(Region annotation rows)
---------------

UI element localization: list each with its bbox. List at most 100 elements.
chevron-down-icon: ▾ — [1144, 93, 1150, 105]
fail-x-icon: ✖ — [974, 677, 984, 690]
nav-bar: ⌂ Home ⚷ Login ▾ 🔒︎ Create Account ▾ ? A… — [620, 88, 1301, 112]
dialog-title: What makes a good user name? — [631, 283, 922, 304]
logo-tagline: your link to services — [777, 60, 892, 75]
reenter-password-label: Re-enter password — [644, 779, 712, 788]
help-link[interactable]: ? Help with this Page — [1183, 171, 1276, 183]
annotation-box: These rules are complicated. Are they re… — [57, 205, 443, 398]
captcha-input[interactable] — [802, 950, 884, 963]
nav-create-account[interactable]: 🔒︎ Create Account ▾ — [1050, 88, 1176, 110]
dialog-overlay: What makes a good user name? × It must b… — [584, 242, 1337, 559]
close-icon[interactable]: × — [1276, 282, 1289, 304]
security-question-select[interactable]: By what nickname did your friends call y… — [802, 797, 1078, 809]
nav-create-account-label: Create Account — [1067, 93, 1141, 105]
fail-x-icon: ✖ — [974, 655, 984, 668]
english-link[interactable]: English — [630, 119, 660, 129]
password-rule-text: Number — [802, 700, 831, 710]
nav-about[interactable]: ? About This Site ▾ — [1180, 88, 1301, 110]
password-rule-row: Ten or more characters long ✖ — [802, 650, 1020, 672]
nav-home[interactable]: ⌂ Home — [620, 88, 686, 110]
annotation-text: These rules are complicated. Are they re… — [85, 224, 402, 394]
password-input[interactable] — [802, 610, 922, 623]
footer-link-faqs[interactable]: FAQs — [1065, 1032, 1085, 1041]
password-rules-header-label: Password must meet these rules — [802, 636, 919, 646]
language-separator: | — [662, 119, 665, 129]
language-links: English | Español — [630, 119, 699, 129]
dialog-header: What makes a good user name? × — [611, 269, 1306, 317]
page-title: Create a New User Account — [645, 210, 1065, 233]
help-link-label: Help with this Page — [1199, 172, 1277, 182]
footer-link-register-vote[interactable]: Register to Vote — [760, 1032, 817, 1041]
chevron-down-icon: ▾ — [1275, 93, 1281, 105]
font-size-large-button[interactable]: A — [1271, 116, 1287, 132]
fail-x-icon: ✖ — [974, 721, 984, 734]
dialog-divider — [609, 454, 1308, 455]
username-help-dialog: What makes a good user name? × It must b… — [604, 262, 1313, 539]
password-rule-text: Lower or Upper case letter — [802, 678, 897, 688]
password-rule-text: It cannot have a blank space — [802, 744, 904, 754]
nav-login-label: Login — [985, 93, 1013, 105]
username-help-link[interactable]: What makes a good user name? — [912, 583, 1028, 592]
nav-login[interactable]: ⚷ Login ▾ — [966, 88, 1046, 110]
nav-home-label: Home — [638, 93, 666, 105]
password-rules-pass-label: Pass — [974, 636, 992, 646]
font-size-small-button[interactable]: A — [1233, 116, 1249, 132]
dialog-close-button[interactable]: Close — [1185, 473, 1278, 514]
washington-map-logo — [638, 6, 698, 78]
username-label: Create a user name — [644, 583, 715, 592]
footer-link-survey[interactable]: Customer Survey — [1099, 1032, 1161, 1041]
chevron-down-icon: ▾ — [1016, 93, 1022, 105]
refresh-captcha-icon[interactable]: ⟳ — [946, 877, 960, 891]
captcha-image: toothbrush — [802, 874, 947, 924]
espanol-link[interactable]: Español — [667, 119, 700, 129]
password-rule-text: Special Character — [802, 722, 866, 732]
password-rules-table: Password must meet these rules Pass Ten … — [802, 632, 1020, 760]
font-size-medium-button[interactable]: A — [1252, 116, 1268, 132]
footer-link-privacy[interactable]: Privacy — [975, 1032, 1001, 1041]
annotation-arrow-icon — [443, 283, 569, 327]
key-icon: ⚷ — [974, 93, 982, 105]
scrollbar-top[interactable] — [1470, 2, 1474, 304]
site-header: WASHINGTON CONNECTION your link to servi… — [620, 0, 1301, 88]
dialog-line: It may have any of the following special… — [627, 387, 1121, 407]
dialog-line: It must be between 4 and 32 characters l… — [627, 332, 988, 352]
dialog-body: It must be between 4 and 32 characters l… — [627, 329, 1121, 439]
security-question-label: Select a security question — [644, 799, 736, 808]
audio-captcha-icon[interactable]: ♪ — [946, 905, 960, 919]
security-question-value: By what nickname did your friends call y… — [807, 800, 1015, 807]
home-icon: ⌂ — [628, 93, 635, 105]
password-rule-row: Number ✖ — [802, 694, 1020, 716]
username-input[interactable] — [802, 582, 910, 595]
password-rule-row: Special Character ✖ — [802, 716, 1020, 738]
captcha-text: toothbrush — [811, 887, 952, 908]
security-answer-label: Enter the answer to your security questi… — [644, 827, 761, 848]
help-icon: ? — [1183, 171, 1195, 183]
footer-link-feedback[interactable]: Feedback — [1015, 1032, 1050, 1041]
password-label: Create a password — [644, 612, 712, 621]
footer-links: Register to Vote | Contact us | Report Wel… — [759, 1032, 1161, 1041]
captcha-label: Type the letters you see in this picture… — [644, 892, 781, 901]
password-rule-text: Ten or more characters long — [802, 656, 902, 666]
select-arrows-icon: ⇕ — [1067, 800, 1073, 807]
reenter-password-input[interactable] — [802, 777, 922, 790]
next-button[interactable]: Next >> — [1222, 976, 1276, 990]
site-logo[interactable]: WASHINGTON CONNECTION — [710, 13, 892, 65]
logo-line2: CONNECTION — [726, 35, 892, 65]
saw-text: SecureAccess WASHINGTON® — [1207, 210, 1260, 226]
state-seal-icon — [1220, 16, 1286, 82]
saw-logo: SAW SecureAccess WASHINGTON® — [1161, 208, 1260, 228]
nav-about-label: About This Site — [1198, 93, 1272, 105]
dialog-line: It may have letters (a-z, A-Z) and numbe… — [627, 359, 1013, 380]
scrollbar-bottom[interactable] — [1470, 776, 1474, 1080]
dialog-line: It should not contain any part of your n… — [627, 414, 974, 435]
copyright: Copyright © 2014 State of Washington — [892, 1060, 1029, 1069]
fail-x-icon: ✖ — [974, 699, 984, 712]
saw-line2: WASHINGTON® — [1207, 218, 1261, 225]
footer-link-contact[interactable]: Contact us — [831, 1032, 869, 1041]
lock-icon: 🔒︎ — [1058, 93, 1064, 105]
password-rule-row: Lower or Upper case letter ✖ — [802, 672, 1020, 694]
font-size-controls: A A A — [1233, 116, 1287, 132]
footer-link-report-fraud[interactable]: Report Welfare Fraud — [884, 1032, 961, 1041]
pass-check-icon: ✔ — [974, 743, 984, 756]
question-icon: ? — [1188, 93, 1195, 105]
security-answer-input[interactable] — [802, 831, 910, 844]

---------------

Written task — Can you copy every one of the rows above verbatim, with no changes?

Solution for this exercise —
UI element localization: list each with its bbox. List at most 100 elements.
chevron-down-icon: ▾ — [1144, 93, 1150, 105]
fail-x-icon: ✖ — [974, 677, 984, 690]
nav-bar: ⌂ Home ⚷ Login ▾ 🔒︎ Create Account ▾ ? A… — [620, 88, 1301, 112]
dialog-title: What makes a good user name? — [631, 283, 922, 304]
logo-tagline: your link to services — [777, 60, 892, 75]
reenter-password-label: Re-enter password — [644, 779, 712, 788]
help-link[interactable]: ? Help with this Page — [1183, 171, 1276, 183]
annotation-box: These rules are complicated. Are they re… — [57, 205, 443, 398]
captcha-input[interactable] — [802, 950, 884, 963]
nav-create-account[interactable]: 🔒︎ Create Account ▾ — [1050, 88, 1176, 110]
dialog-overlay: What makes a good user name? × It must b… — [584, 242, 1337, 559]
close-icon[interactable]: × — [1276, 282, 1289, 304]
security-question-select[interactable]: By what nickname did your friends call y… — [802, 797, 1078, 809]
nav-create-account-label: Create Account — [1067, 93, 1141, 105]
fail-x-icon: ✖ — [974, 655, 984, 668]
english-link[interactable]: English — [630, 119, 660, 129]
password-rule-text: Number — [802, 700, 831, 710]
nav-about[interactable]: ? About This Site ▾ — [1180, 88, 1301, 110]
password-rule-row: Ten or more characters long ✖ — [802, 650, 1020, 672]
nav-home[interactable]: ⌂ Home — [620, 88, 686, 110]
annotation-text: These rules are complicated. Are they re… — [85, 224, 402, 394]
password-input[interactable] — [802, 610, 922, 623]
footer-link-faqs[interactable]: FAQs — [1065, 1032, 1085, 1041]
password-rules-header-label: Password must meet these rules — [802, 636, 919, 646]
language-separator: | — [662, 119, 665, 129]
language-links: English | Español — [630, 119, 699, 129]
dialog-header: What makes a good user name? × — [611, 269, 1306, 317]
page-title: Create a New User Account — [645, 210, 1065, 233]
help-link-label: Help with this Page — [1199, 172, 1277, 182]
footer-link-register-vote[interactable]: Register to Vote — [760, 1032, 817, 1041]
chevron-down-icon: ▾ — [1275, 93, 1281, 105]
font-size-large-button[interactable]: A — [1271, 116, 1287, 132]
fail-x-icon: ✖ — [974, 721, 984, 734]
dialog-divider — [609, 454, 1308, 455]
username-help-dialog: What makes a good user name? × It must b… — [604, 262, 1313, 539]
password-rule-text: Lower or Upper case letter — [802, 678, 897, 688]
password-rule-text: It cannot have a blank space — [802, 744, 904, 754]
nav-login-label: Login — [985, 93, 1013, 105]
username-help-link[interactable]: What makes a good user name? — [912, 583, 1028, 592]
nav-login[interactable]: ⚷ Login ▾ — [966, 88, 1046, 110]
nav-home-label: Home — [638, 93, 666, 105]
password-rules-pass-label: Pass — [974, 636, 992, 646]
font-size-small-button[interactable]: A — [1233, 116, 1249, 132]
dialog-close-button[interactable]: Close — [1185, 473, 1278, 514]
washington-map-logo — [638, 6, 698, 78]
username-label: Create a user name — [644, 583, 715, 592]
footer-link-survey[interactable]: Customer Survey — [1099, 1032, 1161, 1041]
chevron-down-icon: ▾ — [1016, 93, 1022, 105]
refresh-captcha-icon[interactable]: ⟳ — [946, 877, 960, 891]
captcha-image: toothbrush — [802, 874, 947, 924]
espanol-link[interactable]: Español — [667, 119, 700, 129]
password-rule-text: Special Character — [802, 722, 866, 732]
password-rules-table: Password must meet these rules Pass Ten … — [802, 632, 1020, 760]
font-size-medium-button[interactable]: A — [1252, 116, 1268, 132]
footer-link-privacy[interactable]: Privacy — [975, 1032, 1001, 1041]
annotation-arrow-icon — [443, 283, 569, 327]
key-icon: ⚷ — [974, 93, 982, 105]
scrollbar-top[interactable] — [1470, 2, 1474, 304]
site-header: WASHINGTON CONNECTION your link to servi… — [620, 0, 1301, 88]
dialog-line: It may have any of the following special… — [627, 387, 1121, 407]
dialog-line: It must be between 4 and 32 characters l… — [627, 332, 988, 352]
dialog-body: It must be between 4 and 32 characters l… — [627, 329, 1121, 439]
security-question-label: Select a security question — [644, 799, 736, 808]
audio-captcha-icon[interactable]: ♪ — [946, 905, 960, 919]
security-question-value: By what nickname did your friends call y… — [807, 800, 1015, 807]
home-icon: ⌂ — [628, 93, 635, 105]
password-rule-row: Number ✖ — [802, 694, 1020, 716]
username-input[interactable] — [802, 582, 910, 595]
password-rule-row: Special Character ✖ — [802, 716, 1020, 738]
captcha-text: toothbrush — [811, 887, 952, 908]
security-answer-label: Enter the answer to your security questi… — [644, 827, 761, 848]
help-icon: ? — [1183, 171, 1195, 183]
footer-link-feedback[interactable]: Feedback — [1015, 1032, 1050, 1041]
password-label: Create a password — [644, 612, 712, 621]
footer-links: Register to Vote | Contact us | Report Wel… — [759, 1032, 1161, 1041]
captcha-label: Type the letters you see in this picture… — [644, 892, 781, 901]
password-rule-text: Ten or more characters long — [802, 656, 902, 666]
select-arrows-icon: ⇕ — [1067, 800, 1073, 807]
reenter-password-input[interactable] — [802, 777, 922, 790]
next-button[interactable]: Next >> — [1222, 976, 1276, 990]
site-logo[interactable]: WASHINGTON CONNECTION — [710, 13, 892, 65]
logo-line2: CONNECTION — [726, 35, 892, 65]
saw-text: SecureAccess WASHINGTON® — [1207, 210, 1260, 226]
state-seal-icon — [1220, 16, 1286, 82]
saw-logo: SAW SecureAccess WASHINGTON® — [1161, 208, 1260, 228]
nav-about-label: About This Site — [1198, 93, 1272, 105]
dialog-line: It may have letters (a-z, A-Z) and numbe… — [627, 359, 1013, 380]
scrollbar-bottom[interactable] — [1470, 776, 1474, 1080]
dialog-line: It should not contain any part of your n… — [627, 414, 974, 435]
copyright: Copyright © 2014 State of Washington — [892, 1060, 1029, 1069]
fail-x-icon: ✖ — [974, 699, 984, 712]
saw-line2: WASHINGTON® — [1207, 218, 1261, 225]
footer-link-contact[interactable]: Contact us — [831, 1032, 869, 1041]
lock-icon: 🔒︎ — [1058, 93, 1064, 105]
password-rule-row: Lower or Upper case letter ✖ — [802, 672, 1020, 694]
font-size-controls: A A A — [1233, 116, 1287, 132]
footer-link-report-fraud[interactable]: Report Welfare Fraud — [884, 1032, 961, 1041]
pass-check-icon: ✔ — [974, 743, 984, 756]
question-icon: ? — [1188, 93, 1195, 105]
security-answer-input[interactable] — [802, 831, 910, 844]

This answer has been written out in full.